» THE PROBLEM:
Reproduce each line from the records that holds "JSON".

» GIVEN DATA:
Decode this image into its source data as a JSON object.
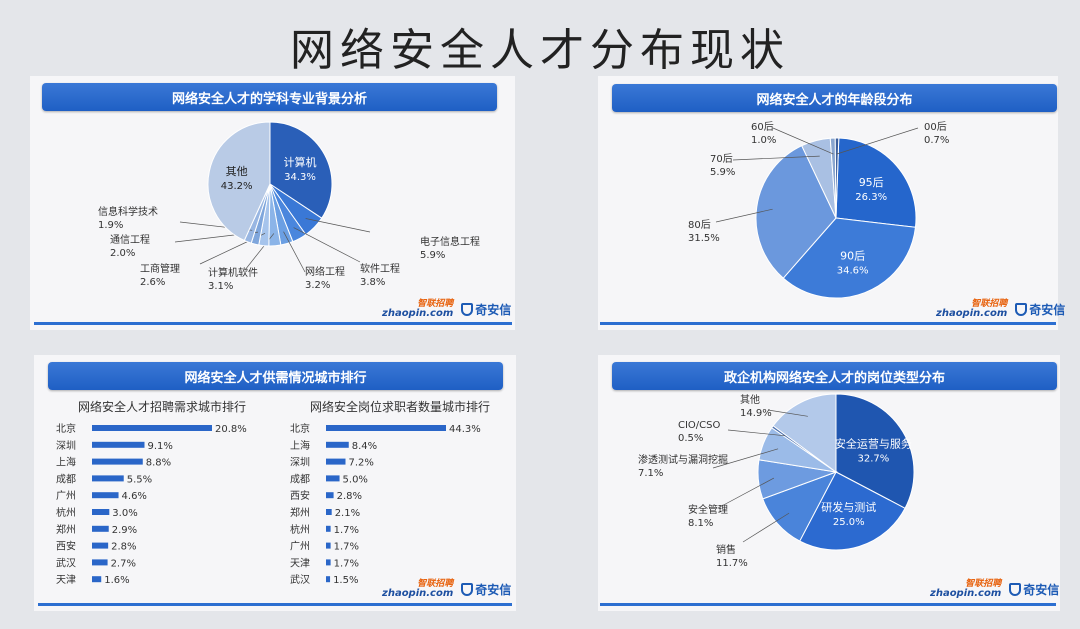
{
  "title": "网络安全人才分布现状",
  "logos": {
    "zhaopin_top": "智联招聘",
    "zhaopin": "zhaopin.com",
    "qianxin": "奇安信"
  },
  "chart_data": [
    {
      "type": "pie",
      "title": "网络安全人才的学科专业背景分析",
      "slices": [
        {
          "label": "计算机",
          "value": 34.3,
          "pct": "34.3%",
          "color": "#2a5fb8"
        },
        {
          "label": "电子信息工程",
          "value": 5.9,
          "pct": "5.9%",
          "color": "#3a78d6"
        },
        {
          "label": "软件工程",
          "value": 3.8,
          "pct": "3.8%",
          "color": "#4a86dd"
        },
        {
          "label": "网络工程",
          "value": 3.2,
          "pct": "3.2%",
          "color": "#6b9fe3"
        },
        {
          "label": "计算机软件",
          "value": 3.1,
          "pct": "3.1%",
          "color": "#8bb4e8"
        },
        {
          "label": "工商管理",
          "value": 2.6,
          "pct": "2.6%",
          "color": "#a6c4ec"
        },
        {
          "label": "通信工程",
          "value": 2.0,
          "pct": "2.0%",
          "color": "#7fa6dc"
        },
        {
          "label": "信息科学技术",
          "value": 1.9,
          "pct": "1.9%",
          "color": "#98b6e2"
        },
        {
          "label": "其他",
          "value": 43.2,
          "pct": "43.2%",
          "color": "#b9cbe6"
        }
      ]
    },
    {
      "type": "pie",
      "title": "网络安全人才的年龄段分布",
      "slices": [
        {
          "label": "95后",
          "value": 26.3,
          "pct": "26.3%",
          "color": "#2566cc"
        },
        {
          "label": "90后",
          "value": 34.6,
          "pct": "34.6%",
          "color": "#3d7bd8"
        },
        {
          "label": "80后",
          "value": 31.5,
          "pct": "31.5%",
          "color": "#6b98dd"
        },
        {
          "label": "70后",
          "value": 5.9,
          "pct": "5.9%",
          "color": "#a9c0e3"
        },
        {
          "label": "60后",
          "value": 1.0,
          "pct": "1.0%",
          "color": "#8aa6cf"
        },
        {
          "label": "00后",
          "value": 0.7,
          "pct": "0.7%",
          "color": "#3c5f9c"
        }
      ]
    },
    {
      "type": "bar",
      "title": "网络安全人才供需情况城市排行",
      "subtitle": "网络安全人才招聘需求城市排行",
      "categories": [
        "北京",
        "深圳",
        "上海",
        "成都",
        "广州",
        "杭州",
        "郑州",
        "西安",
        "武汉",
        "天津"
      ],
      "values": [
        20.8,
        9.1,
        8.8,
        5.5,
        4.6,
        3.0,
        2.9,
        2.8,
        2.7,
        1.6
      ],
      "labels": [
        "20.8%",
        "9.1%",
        "8.8%",
        "5.5%",
        "4.6%",
        "3.0%",
        "2.9%",
        "2.8%",
        "2.7%",
        "1.6%"
      ]
    },
    {
      "type": "bar",
      "subtitle": "网络安全岗位求职者数量城市排行",
      "categories": [
        "北京",
        "上海",
        "深圳",
        "成都",
        "西安",
        "郑州",
        "杭州",
        "广州",
        "天津",
        "武汉"
      ],
      "values": [
        44.3,
        8.4,
        7.2,
        5.0,
        2.8,
        2.1,
        1.7,
        1.7,
        1.7,
        1.5
      ],
      "labels": [
        "44.3%",
        "8.4%",
        "7.2%",
        "5.0%",
        "2.8%",
        "2.1%",
        "1.7%",
        "1.7%",
        "1.7%",
        "1.5%"
      ]
    },
    {
      "type": "pie",
      "title": "政企机构网络安全人才的岗位类型分布",
      "slices": [
        {
          "label": "安全运营与服务",
          "value": 32.7,
          "pct": "32.7%",
          "color": "#1f56b0"
        },
        {
          "label": "研发与测试",
          "value": 25.0,
          "pct": "25.0%",
          "color": "#2c6ad0"
        },
        {
          "label": "销售",
          "value": 11.7,
          "pct": "11.7%",
          "color": "#4a84da"
        },
        {
          "label": "安全管理",
          "value": 8.1,
          "pct": "8.1%",
          "color": "#6d9be0"
        },
        {
          "label": "渗透测试与漏洞挖掘",
          "value": 7.1,
          "pct": "7.1%",
          "color": "#9bbbe8"
        },
        {
          "label": "CIO/CSO",
          "value": 0.5,
          "pct": "0.5%",
          "color": "#4a6fae"
        },
        {
          "label": "其他",
          "value": 14.9,
          "pct": "14.9%",
          "color": "#b3c9ea"
        }
      ]
    }
  ]
}
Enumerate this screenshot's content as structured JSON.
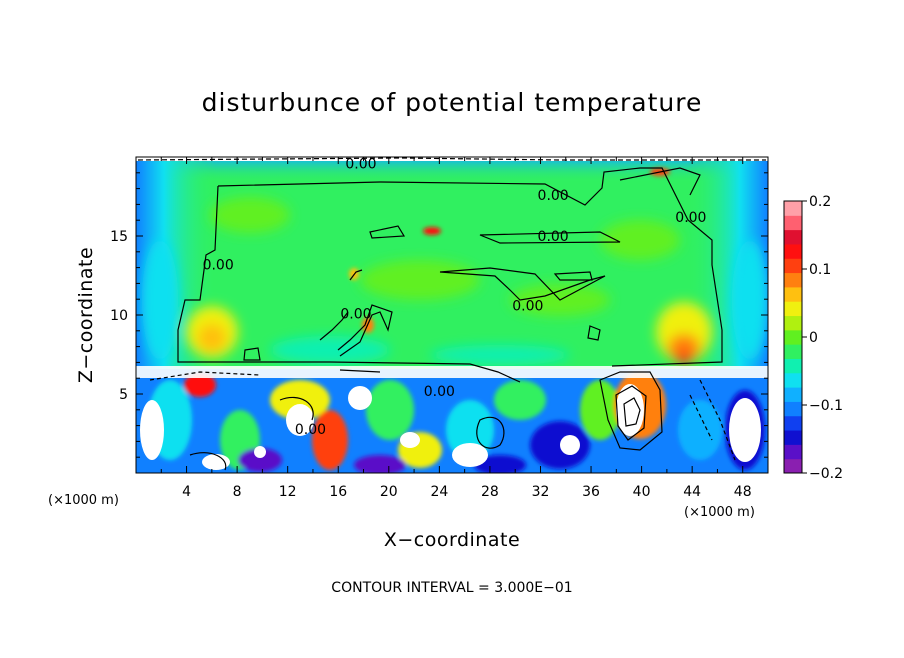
{
  "chart_data": {
    "type": "heatmap",
    "title": "disturbunce of potential temperature",
    "xlabel": "X−coordinate",
    "ylabel": "Z−coordinate",
    "x_unit": "(×1000 m)",
    "x_unit_right": "(×1000 m)",
    "xlim": [
      0,
      50
    ],
    "ylim": [
      0,
      20
    ],
    "x_ticks": [
      4,
      8,
      12,
      16,
      20,
      24,
      28,
      32,
      36,
      40,
      44,
      48
    ],
    "y_ticks": [
      5,
      10,
      15
    ],
    "colorbar": {
      "min": -0.2,
      "max": 0.2,
      "ticks": [
        0.2,
        0.1,
        0,
        -0.1,
        -0.2
      ],
      "tick_labels": [
        "0.2",
        "0.1",
        "0",
        "−0.1",
        "−0.2"
      ],
      "colors": [
        "#8a1fb0",
        "#5a10c8",
        "#1010d0",
        "#1040f0",
        "#1080ff",
        "#10b0ff",
        "#10e0f0",
        "#10f0b0",
        "#30f060",
        "#60f020",
        "#b0f010",
        "#f0f010",
        "#ffc010",
        "#ff8010",
        "#ff4010",
        "#ff1010",
        "#e01030",
        "#ff6070",
        "#ffa0a8"
      ]
    },
    "contour_labels": [
      {
        "text": "0.00",
        "x": 17.8,
        "y": 19.6
      },
      {
        "text": "0.00",
        "x": 33.0,
        "y": 17.6
      },
      {
        "text": "0.00",
        "x": 33.0,
        "y": 15.0
      },
      {
        "text": "0.00",
        "x": 31.0,
        "y": 10.6
      },
      {
        "text": "0.00",
        "x": 17.4,
        "y": 10.1
      },
      {
        "text": "0.00",
        "x": 6.5,
        "y": 13.2
      },
      {
        "text": "0.00",
        "x": 13.8,
        "y": 2.8
      },
      {
        "text": "0.00",
        "x": 24.0,
        "y": 5.2
      },
      {
        "text": "0.00",
        "x": 43.9,
        "y": 16.2
      }
    ],
    "contour_interval_note": "CONTOUR INTERVAL = 3.000E−01"
  },
  "colors": {
    "background": "#ffffff",
    "upper_field": "#30f060",
    "lower_field": "#1080ff"
  }
}
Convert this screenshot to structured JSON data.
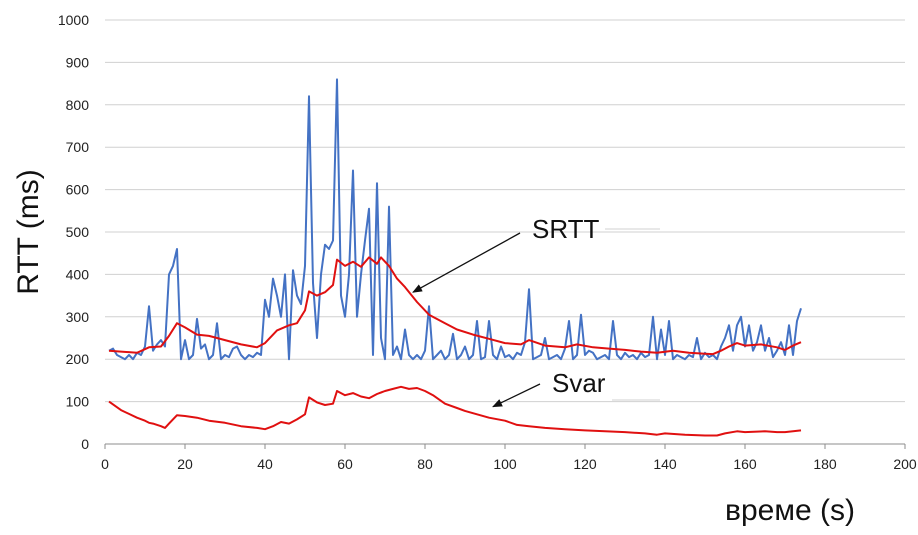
{
  "chart_data": {
    "type": "line",
    "xlabel": "време (s)",
    "ylabel": "RTT (ms)",
    "xlim": [
      0,
      200
    ],
    "ylim": [
      0,
      1000
    ],
    "xticks": [
      0,
      20,
      40,
      60,
      80,
      100,
      120,
      140,
      160,
      180,
      200
    ],
    "yticks": [
      0,
      100,
      200,
      300,
      400,
      500,
      600,
      700,
      800,
      900,
      1000
    ],
    "grid": "horizontal",
    "series": [
      {
        "key": "rtt",
        "color": "#4472C4",
        "points": [
          [
            1,
            220
          ],
          [
            2,
            225
          ],
          [
            3,
            210
          ],
          [
            4,
            205
          ],
          [
            5,
            200
          ],
          [
            6,
            210
          ],
          [
            7,
            200
          ],
          [
            8,
            215
          ],
          [
            9,
            210
          ],
          [
            10,
            230
          ],
          [
            11,
            325
          ],
          [
            12,
            220
          ],
          [
            13,
            235
          ],
          [
            14,
            245
          ],
          [
            15,
            230
          ],
          [
            16,
            400
          ],
          [
            17,
            420
          ],
          [
            18,
            460
          ],
          [
            19,
            200
          ],
          [
            20,
            245
          ],
          [
            21,
            200
          ],
          [
            22,
            210
          ],
          [
            23,
            295
          ],
          [
            24,
            225
          ],
          [
            25,
            235
          ],
          [
            26,
            200
          ],
          [
            27,
            210
          ],
          [
            28,
            285
          ],
          [
            29,
            200
          ],
          [
            30,
            210
          ],
          [
            31,
            205
          ],
          [
            32,
            225
          ],
          [
            33,
            230
          ],
          [
            34,
            210
          ],
          [
            35,
            200
          ],
          [
            36,
            210
          ],
          [
            37,
            205
          ],
          [
            38,
            215
          ],
          [
            39,
            210
          ],
          [
            40,
            340
          ],
          [
            41,
            300
          ],
          [
            42,
            390
          ],
          [
            43,
            350
          ],
          [
            44,
            300
          ],
          [
            45,
            400
          ],
          [
            46,
            200
          ],
          [
            47,
            410
          ],
          [
            48,
            350
          ],
          [
            49,
            330
          ],
          [
            50,
            420
          ],
          [
            51,
            820
          ],
          [
            52,
            380
          ],
          [
            53,
            250
          ],
          [
            54,
            400
          ],
          [
            55,
            470
          ],
          [
            56,
            460
          ],
          [
            57,
            480
          ],
          [
            58,
            860
          ],
          [
            59,
            350
          ],
          [
            60,
            300
          ],
          [
            61,
            400
          ],
          [
            62,
            645
          ],
          [
            63,
            300
          ],
          [
            64,
            400
          ],
          [
            65,
            480
          ],
          [
            66,
            555
          ],
          [
            67,
            210
          ],
          [
            68,
            615
          ],
          [
            69,
            250
          ],
          [
            70,
            200
          ],
          [
            71,
            560
          ],
          [
            72,
            210
          ],
          [
            73,
            230
          ],
          [
            74,
            200
          ],
          [
            75,
            270
          ],
          [
            76,
            210
          ],
          [
            77,
            200
          ],
          [
            78,
            210
          ],
          [
            79,
            200
          ],
          [
            80,
            220
          ],
          [
            81,
            325
          ],
          [
            82,
            200
          ],
          [
            83,
            210
          ],
          [
            84,
            220
          ],
          [
            85,
            200
          ],
          [
            86,
            210
          ],
          [
            87,
            260
          ],
          [
            88,
            200
          ],
          [
            89,
            210
          ],
          [
            90,
            230
          ],
          [
            91,
            200
          ],
          [
            92,
            210
          ],
          [
            93,
            290
          ],
          [
            94,
            200
          ],
          [
            95,
            205
          ],
          [
            96,
            290
          ],
          [
            97,
            210
          ],
          [
            98,
            200
          ],
          [
            99,
            230
          ],
          [
            100,
            205
          ],
          [
            101,
            210
          ],
          [
            102,
            200
          ],
          [
            103,
            215
          ],
          [
            104,
            210
          ],
          [
            105,
            240
          ],
          [
            106,
            365
          ],
          [
            107,
            200
          ],
          [
            108,
            205
          ],
          [
            109,
            210
          ],
          [
            110,
            250
          ],
          [
            111,
            200
          ],
          [
            112,
            205
          ],
          [
            113,
            210
          ],
          [
            114,
            200
          ],
          [
            115,
            225
          ],
          [
            116,
            290
          ],
          [
            117,
            200
          ],
          [
            118,
            210
          ],
          [
            119,
            305
          ],
          [
            120,
            210
          ],
          [
            121,
            220
          ],
          [
            122,
            215
          ],
          [
            123,
            200
          ],
          [
            124,
            205
          ],
          [
            125,
            210
          ],
          [
            126,
            200
          ],
          [
            127,
            290
          ],
          [
            128,
            210
          ],
          [
            129,
            200
          ],
          [
            130,
            215
          ],
          [
            131,
            205
          ],
          [
            132,
            210
          ],
          [
            133,
            200
          ],
          [
            134,
            215
          ],
          [
            135,
            205
          ],
          [
            136,
            210
          ],
          [
            137,
            300
          ],
          [
            138,
            200
          ],
          [
            139,
            270
          ],
          [
            140,
            210
          ],
          [
            141,
            290
          ],
          [
            142,
            200
          ],
          [
            143,
            210
          ],
          [
            144,
            205
          ],
          [
            145,
            200
          ],
          [
            146,
            210
          ],
          [
            147,
            205
          ],
          [
            148,
            250
          ],
          [
            149,
            200
          ],
          [
            150,
            215
          ],
          [
            151,
            205
          ],
          [
            152,
            210
          ],
          [
            153,
            200
          ],
          [
            154,
            230
          ],
          [
            155,
            250
          ],
          [
            156,
            280
          ],
          [
            157,
            220
          ],
          [
            158,
            280
          ],
          [
            159,
            300
          ],
          [
            160,
            230
          ],
          [
            161,
            280
          ],
          [
            162,
            220
          ],
          [
            163,
            240
          ],
          [
            164,
            280
          ],
          [
            165,
            220
          ],
          [
            166,
            250
          ],
          [
            167,
            205
          ],
          [
            168,
            220
          ],
          [
            169,
            240
          ],
          [
            170,
            210
          ],
          [
            171,
            280
          ],
          [
            172,
            210
          ],
          [
            173,
            290
          ],
          [
            174,
            320
          ]
        ]
      },
      {
        "key": "srtt",
        "color": "#E01010",
        "points": [
          [
            1,
            220
          ],
          [
            4,
            218
          ],
          [
            8,
            215
          ],
          [
            11,
            228
          ],
          [
            14,
            230
          ],
          [
            16,
            255
          ],
          [
            18,
            285
          ],
          [
            20,
            275
          ],
          [
            23,
            258
          ],
          [
            26,
            255
          ],
          [
            30,
            245
          ],
          [
            34,
            235
          ],
          [
            38,
            228
          ],
          [
            40,
            238
          ],
          [
            43,
            268
          ],
          [
            46,
            280
          ],
          [
            48,
            285
          ],
          [
            50,
            315
          ],
          [
            51,
            360
          ],
          [
            53,
            350
          ],
          [
            55,
            358
          ],
          [
            57,
            375
          ],
          [
            58,
            435
          ],
          [
            60,
            420
          ],
          [
            62,
            430
          ],
          [
            64,
            418
          ],
          [
            66,
            440
          ],
          [
            68,
            425
          ],
          [
            69,
            440
          ],
          [
            71,
            420
          ],
          [
            73,
            390
          ],
          [
            75,
            370
          ],
          [
            78,
            335
          ],
          [
            81,
            305
          ],
          [
            85,
            285
          ],
          [
            88,
            270
          ],
          [
            92,
            258
          ],
          [
            96,
            248
          ],
          [
            100,
            238
          ],
          [
            104,
            235
          ],
          [
            106,
            245
          ],
          [
            110,
            232
          ],
          [
            115,
            228
          ],
          [
            118,
            235
          ],
          [
            122,
            228
          ],
          [
            126,
            225
          ],
          [
            130,
            222
          ],
          [
            134,
            218
          ],
          [
            138,
            215
          ],
          [
            142,
            220
          ],
          [
            146,
            215
          ],
          [
            150,
            213
          ],
          [
            152,
            212
          ],
          [
            154,
            220
          ],
          [
            156,
            230
          ],
          [
            158,
            238
          ],
          [
            160,
            232
          ],
          [
            164,
            235
          ],
          [
            168,
            228
          ],
          [
            170,
            222
          ],
          [
            172,
            232
          ],
          [
            174,
            240
          ]
        ]
      },
      {
        "key": "svar",
        "color": "#E01010",
        "points": [
          [
            1,
            100
          ],
          [
            4,
            80
          ],
          [
            8,
            62
          ],
          [
            10,
            55
          ],
          [
            11,
            50
          ],
          [
            12,
            48
          ],
          [
            14,
            42
          ],
          [
            15,
            38
          ],
          [
            16,
            48
          ],
          [
            18,
            68
          ],
          [
            20,
            66
          ],
          [
            23,
            62
          ],
          [
            26,
            55
          ],
          [
            30,
            50
          ],
          [
            34,
            42
          ],
          [
            38,
            38
          ],
          [
            40,
            35
          ],
          [
            42,
            42
          ],
          [
            44,
            52
          ],
          [
            46,
            48
          ],
          [
            48,
            58
          ],
          [
            50,
            70
          ],
          [
            51,
            110
          ],
          [
            53,
            98
          ],
          [
            55,
            92
          ],
          [
            57,
            95
          ],
          [
            58,
            125
          ],
          [
            60,
            115
          ],
          [
            62,
            120
          ],
          [
            64,
            112
          ],
          [
            66,
            108
          ],
          [
            68,
            118
          ],
          [
            70,
            125
          ],
          [
            72,
            130
          ],
          [
            74,
            135
          ],
          [
            76,
            130
          ],
          [
            78,
            132
          ],
          [
            80,
            125
          ],
          [
            82,
            115
          ],
          [
            85,
            95
          ],
          [
            88,
            85
          ],
          [
            90,
            78
          ],
          [
            93,
            70
          ],
          [
            96,
            62
          ],
          [
            100,
            55
          ],
          [
            103,
            45
          ],
          [
            106,
            42
          ],
          [
            110,
            38
          ],
          [
            115,
            35
          ],
          [
            120,
            32
          ],
          [
            125,
            30
          ],
          [
            130,
            28
          ],
          [
            135,
            25
          ],
          [
            138,
            22
          ],
          [
            140,
            25
          ],
          [
            145,
            22
          ],
          [
            150,
            20
          ],
          [
            153,
            20
          ],
          [
            155,
            25
          ],
          [
            158,
            30
          ],
          [
            160,
            28
          ],
          [
            165,
            30
          ],
          [
            168,
            28
          ],
          [
            170,
            28
          ],
          [
            172,
            30
          ],
          [
            174,
            32
          ]
        ]
      }
    ],
    "annotations": [
      {
        "text": "SRTT",
        "target": [
          77,
          358
        ]
      },
      {
        "text": "Svar",
        "target": [
          97,
          88
        ]
      }
    ]
  }
}
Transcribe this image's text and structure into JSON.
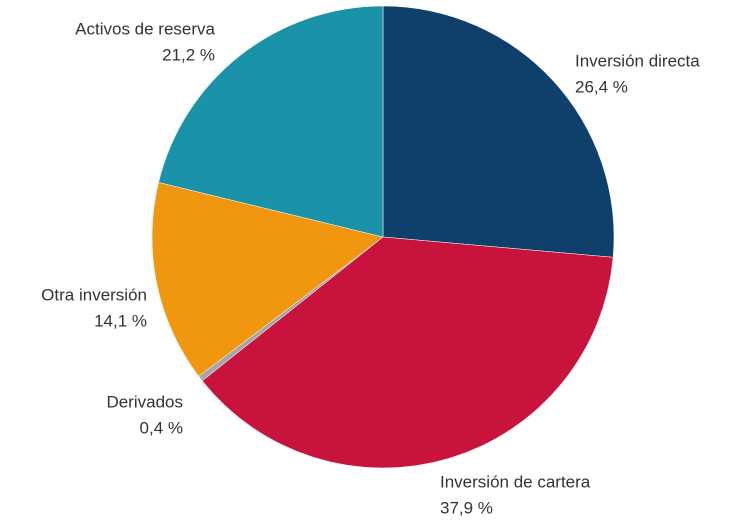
{
  "chart_data": {
    "type": "pie",
    "categories": [
      "Inversión directa",
      "Inversión de cartera",
      "Derivados",
      "Otra inversión",
      "Activos de reserva"
    ],
    "values": [
      26.4,
      37.9,
      0.4,
      14.1,
      21.2
    ],
    "value_labels": [
      "26,4 %",
      "37,9 %",
      "0,4 %",
      "14,1 %",
      "21,2 %"
    ],
    "colors": [
      "#0f3f6b",
      "#c8143c",
      "#a6a6a6",
      "#f0960f",
      "#1a93a8"
    ]
  }
}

» SOLVED PROBLEM:
Decode this image into its source data as a JSON object.
Enumerate this screenshot's content as structured JSON.
Convert this screenshot to structured JSON data.
Transcribe this image's text and structure into JSON.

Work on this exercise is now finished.